== CHALLENGE ==
Please rewrite the rows starting with the line containing "UI element localization: list" and going on through the line containing "book-bottom — [58, 626, 138, 636]" as a numbered list, leaving out any blank lines.
TASK MATERIAL start
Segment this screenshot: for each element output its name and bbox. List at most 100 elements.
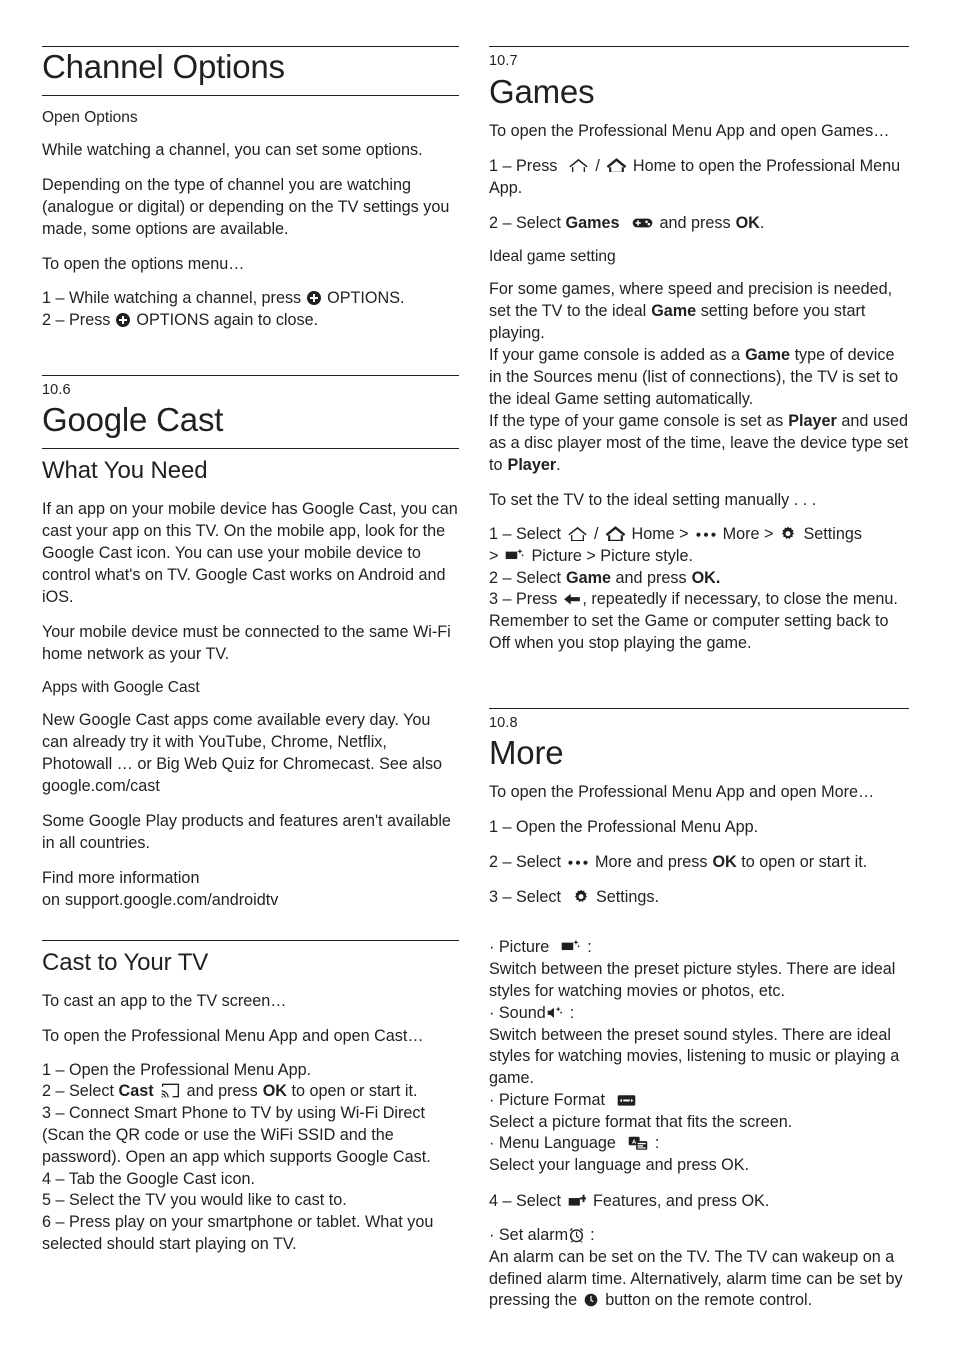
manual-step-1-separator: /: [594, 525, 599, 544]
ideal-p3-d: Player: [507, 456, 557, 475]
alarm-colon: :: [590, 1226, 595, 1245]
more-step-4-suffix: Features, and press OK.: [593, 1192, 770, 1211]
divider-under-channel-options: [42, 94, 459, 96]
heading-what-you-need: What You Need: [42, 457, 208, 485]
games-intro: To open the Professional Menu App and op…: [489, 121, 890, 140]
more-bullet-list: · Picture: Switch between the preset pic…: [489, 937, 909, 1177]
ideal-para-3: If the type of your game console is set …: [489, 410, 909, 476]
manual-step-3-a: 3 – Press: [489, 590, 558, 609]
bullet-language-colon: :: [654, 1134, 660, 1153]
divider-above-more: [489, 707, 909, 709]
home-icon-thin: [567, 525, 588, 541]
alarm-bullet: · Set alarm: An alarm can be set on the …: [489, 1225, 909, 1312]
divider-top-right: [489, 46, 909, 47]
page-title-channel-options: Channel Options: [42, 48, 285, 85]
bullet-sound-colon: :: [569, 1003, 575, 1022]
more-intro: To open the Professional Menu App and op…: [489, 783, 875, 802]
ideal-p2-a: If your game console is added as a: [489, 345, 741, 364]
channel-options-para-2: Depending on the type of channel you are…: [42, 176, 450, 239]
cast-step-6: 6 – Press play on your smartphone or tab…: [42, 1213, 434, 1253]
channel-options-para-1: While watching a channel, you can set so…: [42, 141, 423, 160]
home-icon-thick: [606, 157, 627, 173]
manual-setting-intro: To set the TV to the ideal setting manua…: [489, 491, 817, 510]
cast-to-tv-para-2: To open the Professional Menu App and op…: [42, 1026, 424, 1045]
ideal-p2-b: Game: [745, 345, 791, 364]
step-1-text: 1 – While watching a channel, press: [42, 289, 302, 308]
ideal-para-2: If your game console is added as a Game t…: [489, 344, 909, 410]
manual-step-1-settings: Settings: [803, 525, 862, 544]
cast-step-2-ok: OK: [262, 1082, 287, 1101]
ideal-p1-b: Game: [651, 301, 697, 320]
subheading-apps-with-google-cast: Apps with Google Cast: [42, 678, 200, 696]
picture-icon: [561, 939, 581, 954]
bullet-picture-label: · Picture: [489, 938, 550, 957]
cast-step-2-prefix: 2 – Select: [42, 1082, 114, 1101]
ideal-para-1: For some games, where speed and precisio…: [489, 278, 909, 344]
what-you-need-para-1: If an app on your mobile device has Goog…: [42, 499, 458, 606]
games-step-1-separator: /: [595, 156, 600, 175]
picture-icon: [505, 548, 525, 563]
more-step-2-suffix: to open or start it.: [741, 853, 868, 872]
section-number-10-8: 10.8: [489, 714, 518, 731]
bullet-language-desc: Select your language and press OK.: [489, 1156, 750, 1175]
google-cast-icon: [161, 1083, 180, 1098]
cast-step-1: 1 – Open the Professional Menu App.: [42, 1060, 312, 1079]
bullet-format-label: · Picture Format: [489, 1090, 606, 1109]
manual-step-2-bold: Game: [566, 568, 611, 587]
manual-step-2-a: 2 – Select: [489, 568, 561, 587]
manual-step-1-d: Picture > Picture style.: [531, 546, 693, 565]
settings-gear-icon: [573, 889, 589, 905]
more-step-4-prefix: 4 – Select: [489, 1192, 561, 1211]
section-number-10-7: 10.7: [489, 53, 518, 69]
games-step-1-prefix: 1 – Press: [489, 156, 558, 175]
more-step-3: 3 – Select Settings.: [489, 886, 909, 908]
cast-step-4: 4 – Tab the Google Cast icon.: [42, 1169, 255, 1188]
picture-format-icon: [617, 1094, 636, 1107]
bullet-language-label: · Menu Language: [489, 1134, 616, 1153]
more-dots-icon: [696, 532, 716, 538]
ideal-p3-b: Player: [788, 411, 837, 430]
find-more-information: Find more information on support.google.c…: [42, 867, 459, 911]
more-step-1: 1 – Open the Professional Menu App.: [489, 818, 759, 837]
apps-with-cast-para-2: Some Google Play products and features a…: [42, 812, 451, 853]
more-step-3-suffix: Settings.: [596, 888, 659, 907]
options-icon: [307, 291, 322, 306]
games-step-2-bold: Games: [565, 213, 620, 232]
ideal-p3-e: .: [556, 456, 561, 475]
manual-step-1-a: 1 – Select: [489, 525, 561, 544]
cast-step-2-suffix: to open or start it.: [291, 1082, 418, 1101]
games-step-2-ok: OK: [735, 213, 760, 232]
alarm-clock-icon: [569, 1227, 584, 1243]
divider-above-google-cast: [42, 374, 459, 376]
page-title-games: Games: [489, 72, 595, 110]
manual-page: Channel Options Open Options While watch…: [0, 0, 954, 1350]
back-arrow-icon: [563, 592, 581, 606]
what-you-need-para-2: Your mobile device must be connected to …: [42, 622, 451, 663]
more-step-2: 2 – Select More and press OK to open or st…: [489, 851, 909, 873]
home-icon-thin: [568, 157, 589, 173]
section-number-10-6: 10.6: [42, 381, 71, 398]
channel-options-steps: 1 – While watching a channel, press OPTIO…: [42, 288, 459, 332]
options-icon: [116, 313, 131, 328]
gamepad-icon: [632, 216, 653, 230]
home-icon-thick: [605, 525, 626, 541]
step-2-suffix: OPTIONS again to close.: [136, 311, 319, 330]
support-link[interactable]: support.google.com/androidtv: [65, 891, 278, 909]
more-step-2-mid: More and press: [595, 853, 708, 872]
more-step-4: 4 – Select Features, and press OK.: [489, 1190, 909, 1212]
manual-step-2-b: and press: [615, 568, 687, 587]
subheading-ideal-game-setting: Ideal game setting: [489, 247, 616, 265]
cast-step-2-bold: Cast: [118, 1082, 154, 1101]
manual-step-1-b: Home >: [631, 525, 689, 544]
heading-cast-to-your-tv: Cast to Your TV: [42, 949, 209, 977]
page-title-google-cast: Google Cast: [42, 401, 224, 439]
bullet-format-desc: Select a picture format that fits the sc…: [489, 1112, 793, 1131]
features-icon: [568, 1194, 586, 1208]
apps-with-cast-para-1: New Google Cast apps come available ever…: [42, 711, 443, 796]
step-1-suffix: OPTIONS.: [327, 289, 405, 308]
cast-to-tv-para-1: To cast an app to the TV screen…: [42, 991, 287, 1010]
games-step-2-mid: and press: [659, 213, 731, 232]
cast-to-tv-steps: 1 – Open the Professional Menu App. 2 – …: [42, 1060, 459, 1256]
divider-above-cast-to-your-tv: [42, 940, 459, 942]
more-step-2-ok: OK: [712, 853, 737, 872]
TASK MATERIAL end
TASK MATERIAL start
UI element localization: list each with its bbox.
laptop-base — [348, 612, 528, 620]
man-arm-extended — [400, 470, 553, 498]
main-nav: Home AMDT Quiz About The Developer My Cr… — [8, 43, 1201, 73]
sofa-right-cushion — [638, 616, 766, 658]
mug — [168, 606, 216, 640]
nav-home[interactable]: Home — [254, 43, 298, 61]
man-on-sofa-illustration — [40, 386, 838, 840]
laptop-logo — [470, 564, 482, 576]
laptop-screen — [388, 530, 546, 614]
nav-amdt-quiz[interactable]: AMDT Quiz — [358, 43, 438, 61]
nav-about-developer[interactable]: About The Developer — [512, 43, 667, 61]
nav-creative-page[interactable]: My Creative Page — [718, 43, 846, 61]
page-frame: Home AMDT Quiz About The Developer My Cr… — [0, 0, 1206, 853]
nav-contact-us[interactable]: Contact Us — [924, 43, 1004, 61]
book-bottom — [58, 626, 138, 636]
TASK MATERIAL end
TASK MATERIAL start
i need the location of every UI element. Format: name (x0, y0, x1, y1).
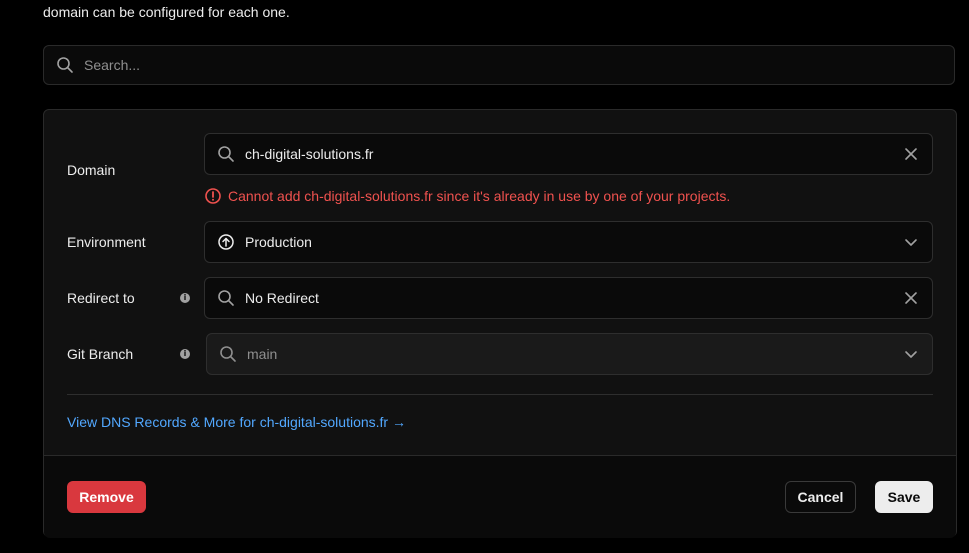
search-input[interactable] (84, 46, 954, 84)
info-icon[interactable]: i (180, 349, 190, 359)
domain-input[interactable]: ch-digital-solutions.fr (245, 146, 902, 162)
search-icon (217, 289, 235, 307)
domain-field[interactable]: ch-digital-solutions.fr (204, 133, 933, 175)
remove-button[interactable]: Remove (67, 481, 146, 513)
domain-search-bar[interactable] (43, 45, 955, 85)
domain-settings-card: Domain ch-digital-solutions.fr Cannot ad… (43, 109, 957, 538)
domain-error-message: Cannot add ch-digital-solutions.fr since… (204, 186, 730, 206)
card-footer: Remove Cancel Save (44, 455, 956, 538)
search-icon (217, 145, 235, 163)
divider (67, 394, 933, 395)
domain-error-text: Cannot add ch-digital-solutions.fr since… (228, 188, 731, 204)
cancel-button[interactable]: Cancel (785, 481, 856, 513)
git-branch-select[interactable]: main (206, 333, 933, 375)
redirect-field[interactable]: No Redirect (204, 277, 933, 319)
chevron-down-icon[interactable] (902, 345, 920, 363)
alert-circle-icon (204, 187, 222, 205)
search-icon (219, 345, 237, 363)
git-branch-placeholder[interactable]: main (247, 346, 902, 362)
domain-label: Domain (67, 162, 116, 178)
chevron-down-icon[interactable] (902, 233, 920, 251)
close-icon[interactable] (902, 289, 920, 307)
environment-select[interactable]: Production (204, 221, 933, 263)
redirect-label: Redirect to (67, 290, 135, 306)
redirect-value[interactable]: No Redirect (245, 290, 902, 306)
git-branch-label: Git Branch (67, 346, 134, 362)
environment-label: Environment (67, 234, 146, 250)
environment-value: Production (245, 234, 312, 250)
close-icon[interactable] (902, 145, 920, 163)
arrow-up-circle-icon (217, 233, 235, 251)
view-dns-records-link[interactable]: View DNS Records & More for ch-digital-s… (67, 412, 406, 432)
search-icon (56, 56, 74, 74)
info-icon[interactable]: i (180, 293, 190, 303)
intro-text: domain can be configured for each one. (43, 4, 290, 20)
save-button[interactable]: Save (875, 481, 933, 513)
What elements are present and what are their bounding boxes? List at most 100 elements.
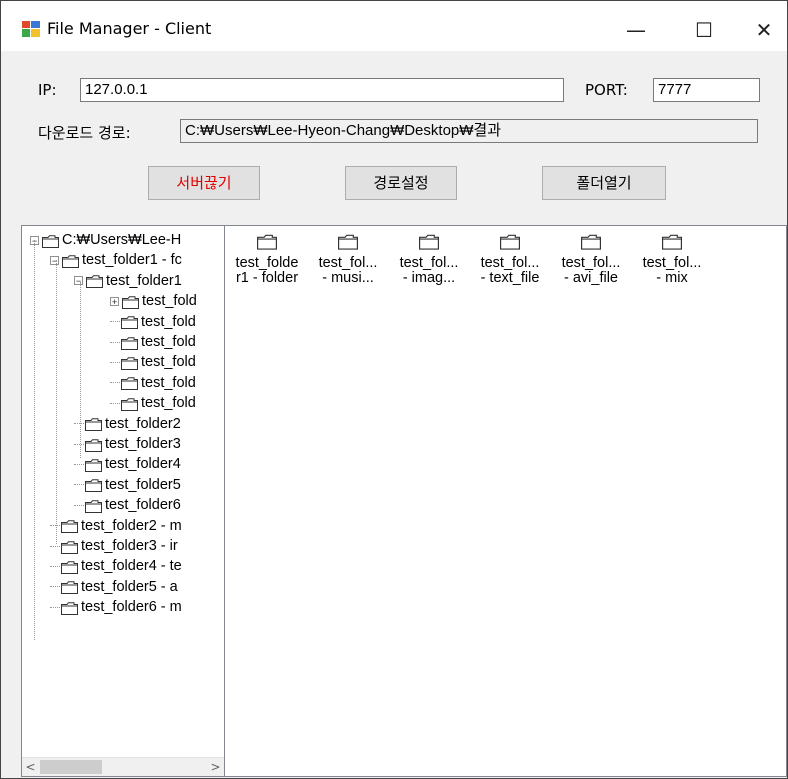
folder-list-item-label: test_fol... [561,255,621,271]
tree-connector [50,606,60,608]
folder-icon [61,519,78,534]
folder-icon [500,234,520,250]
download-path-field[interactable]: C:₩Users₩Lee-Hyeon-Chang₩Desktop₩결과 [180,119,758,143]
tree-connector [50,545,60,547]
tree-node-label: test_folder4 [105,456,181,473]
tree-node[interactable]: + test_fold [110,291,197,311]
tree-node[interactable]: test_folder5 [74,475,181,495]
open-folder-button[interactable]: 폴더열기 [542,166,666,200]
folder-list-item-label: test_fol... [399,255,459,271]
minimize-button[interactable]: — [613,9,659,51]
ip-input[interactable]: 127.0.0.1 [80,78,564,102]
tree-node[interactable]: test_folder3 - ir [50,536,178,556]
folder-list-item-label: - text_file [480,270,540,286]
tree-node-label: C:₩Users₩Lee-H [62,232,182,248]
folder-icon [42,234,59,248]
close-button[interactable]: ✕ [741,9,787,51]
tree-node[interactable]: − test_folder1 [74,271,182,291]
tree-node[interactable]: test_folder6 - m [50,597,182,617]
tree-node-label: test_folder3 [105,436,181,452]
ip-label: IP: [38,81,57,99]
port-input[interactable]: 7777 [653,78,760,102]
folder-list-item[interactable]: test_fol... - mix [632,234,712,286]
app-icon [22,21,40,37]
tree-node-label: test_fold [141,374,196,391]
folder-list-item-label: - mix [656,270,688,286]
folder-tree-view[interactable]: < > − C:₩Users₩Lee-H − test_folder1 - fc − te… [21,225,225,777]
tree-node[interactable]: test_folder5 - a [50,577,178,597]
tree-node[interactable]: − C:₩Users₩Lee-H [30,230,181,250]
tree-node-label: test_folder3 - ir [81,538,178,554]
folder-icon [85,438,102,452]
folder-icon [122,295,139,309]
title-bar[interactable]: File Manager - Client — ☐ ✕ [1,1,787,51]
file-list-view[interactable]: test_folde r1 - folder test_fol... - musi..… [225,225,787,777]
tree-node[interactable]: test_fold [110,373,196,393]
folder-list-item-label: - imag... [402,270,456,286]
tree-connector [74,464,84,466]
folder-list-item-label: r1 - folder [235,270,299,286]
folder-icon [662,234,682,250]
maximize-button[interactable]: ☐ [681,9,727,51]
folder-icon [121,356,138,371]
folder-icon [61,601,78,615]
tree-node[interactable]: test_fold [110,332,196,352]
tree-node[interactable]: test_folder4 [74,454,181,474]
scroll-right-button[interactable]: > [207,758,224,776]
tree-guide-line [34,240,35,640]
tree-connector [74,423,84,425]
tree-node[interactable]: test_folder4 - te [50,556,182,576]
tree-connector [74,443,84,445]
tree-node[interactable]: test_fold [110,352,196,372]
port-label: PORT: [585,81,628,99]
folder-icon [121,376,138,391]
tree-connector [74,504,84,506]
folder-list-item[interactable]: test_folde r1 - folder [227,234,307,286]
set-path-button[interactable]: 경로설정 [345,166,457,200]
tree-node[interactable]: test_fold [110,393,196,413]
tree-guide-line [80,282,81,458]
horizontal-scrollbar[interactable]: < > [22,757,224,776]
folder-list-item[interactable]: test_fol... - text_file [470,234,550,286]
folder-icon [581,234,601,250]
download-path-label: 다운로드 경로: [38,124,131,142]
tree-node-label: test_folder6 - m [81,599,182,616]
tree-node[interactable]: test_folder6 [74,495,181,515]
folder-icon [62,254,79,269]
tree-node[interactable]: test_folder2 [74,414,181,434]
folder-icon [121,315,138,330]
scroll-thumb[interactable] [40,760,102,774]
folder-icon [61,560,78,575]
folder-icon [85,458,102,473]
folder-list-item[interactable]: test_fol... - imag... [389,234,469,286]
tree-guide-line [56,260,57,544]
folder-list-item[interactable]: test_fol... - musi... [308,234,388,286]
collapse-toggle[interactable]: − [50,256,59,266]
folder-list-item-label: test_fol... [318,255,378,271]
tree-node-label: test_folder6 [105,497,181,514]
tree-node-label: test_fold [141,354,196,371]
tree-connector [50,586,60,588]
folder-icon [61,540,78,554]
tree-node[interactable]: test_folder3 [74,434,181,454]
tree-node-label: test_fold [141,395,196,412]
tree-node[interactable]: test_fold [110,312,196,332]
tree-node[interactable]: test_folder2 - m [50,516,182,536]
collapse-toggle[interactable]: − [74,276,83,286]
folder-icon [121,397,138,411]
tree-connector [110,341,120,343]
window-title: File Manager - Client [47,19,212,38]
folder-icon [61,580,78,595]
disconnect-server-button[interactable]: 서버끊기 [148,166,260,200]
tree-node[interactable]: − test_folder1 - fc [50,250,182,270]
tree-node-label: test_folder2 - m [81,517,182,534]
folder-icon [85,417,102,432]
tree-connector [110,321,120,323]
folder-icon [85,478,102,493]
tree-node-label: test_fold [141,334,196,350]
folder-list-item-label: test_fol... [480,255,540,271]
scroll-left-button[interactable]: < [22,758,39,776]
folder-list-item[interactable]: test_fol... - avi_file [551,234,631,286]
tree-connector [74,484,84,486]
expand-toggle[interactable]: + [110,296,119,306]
TASK MATERIAL end
== REPLY TO THE EXERCISE ==
1. UI element localization: list each with its bbox.
2. laptop-base — [348, 612, 528, 620]
3. man-arm-extended — [400, 470, 553, 498]
4. main-nav: Home AMDT Quiz About The Developer My Cr… — [8, 43, 1201, 73]
5. sofa-right-cushion — [638, 616, 766, 658]
6. mug — [168, 606, 216, 640]
7. nav-home[interactable]: Home — [254, 43, 298, 61]
8. man-on-sofa-illustration — [40, 386, 838, 840]
9. laptop-logo — [470, 564, 482, 576]
10. laptop-screen — [388, 530, 546, 614]
11. nav-amdt-quiz[interactable]: AMDT Quiz — [358, 43, 438, 61]
12. nav-about-developer[interactable]: About The Developer — [512, 43, 667, 61]
13. nav-creative-page[interactable]: My Creative Page — [718, 43, 846, 61]
14. page-frame: Home AMDT Quiz About The Developer My Cr… — [0, 0, 1206, 853]
15. nav-contact-us[interactable]: Contact Us — [924, 43, 1004, 61]
16. book-bottom — [58, 626, 138, 636]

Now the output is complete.